> The problem
Reproduce all the entries exactly and keep the pictures out.

* START *

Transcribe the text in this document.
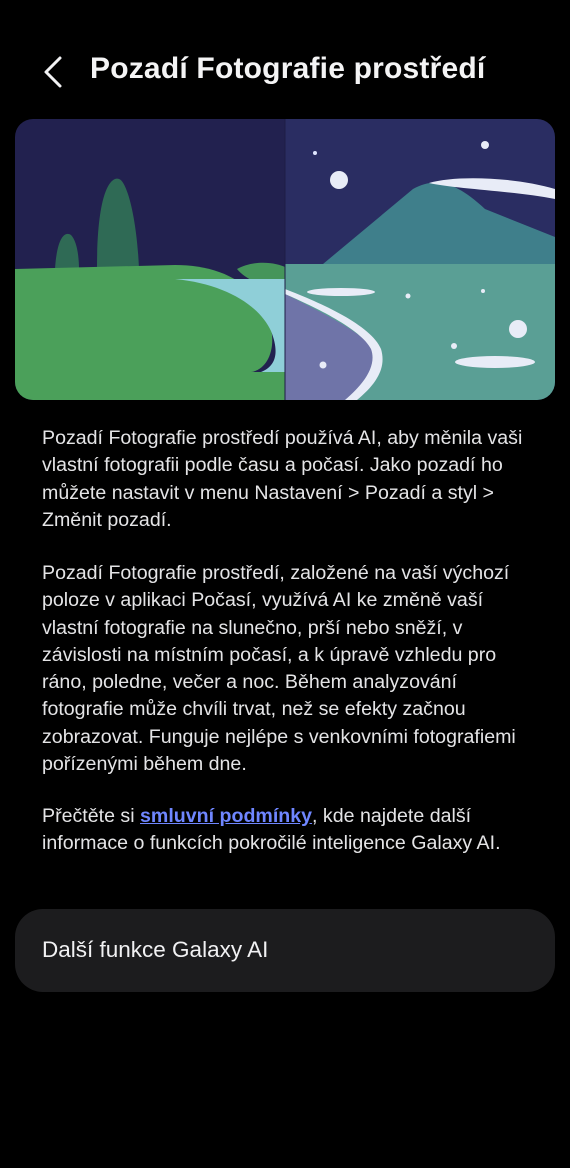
Pozadí Fotografie prostředí
Pozadí Fotografie prostředí používá AI, aby měnila vaši vlastní fotografii podle času a počasí. Jako pozadí ho můžete nastavit v menu Nastavení > Pozadí a styl > Změnit pozadí.
Pozadí Fotografie prostředí, založené na vaší výchozí poloze v aplikaci Počasí, využívá AI ke změně vaší vlastní fotografie na slunečno, prší nebo sněží, v závislosti na místním počasí, a k úpravě vzhledu pro ráno, poledne, večer a noc. Během analyzování fotografie může chvíli trvat, než se efekty začnou zobrazovat. Funguje nejlépe s venkovními fotografiemi pořízenými během dne.
Přečtěte si smluvní podmínky, kde najdete další informace o funkcích pokročilé inteligence Galaxy AI.
Další funkce Galaxy AI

* END *

> Exercise answer
Transcribe the text in this document.
Pozadí Fotografie prostředí
Pozadí Fotografie prostředí používá AI, aby měnila vaši vlastní fotografii podle času a počasí. Jako pozadí ho můžete nastavit v menu Nastavení > Pozadí a styl > Změnit pozadí.
Pozadí Fotografie prostředí, založené na vaší výchozí poloze v aplikaci Počasí, využívá AI ke změně vaší vlastní fotografie na slunečno, prší nebo sněží, v závislosti na místním počasí, a k úpravě vzhledu pro ráno, poledne, večer a noc. Během analyzování fotografie může chvíli trvat, než se efekty začnou zobrazovat. Funguje nejlépe s venkovními fotografiemi pořízenými během dne.
Přečtěte si smluvní podmínky, kde najdete další informace o funkcích pokročilé inteligence Galaxy AI.
Další funkce Galaxy AI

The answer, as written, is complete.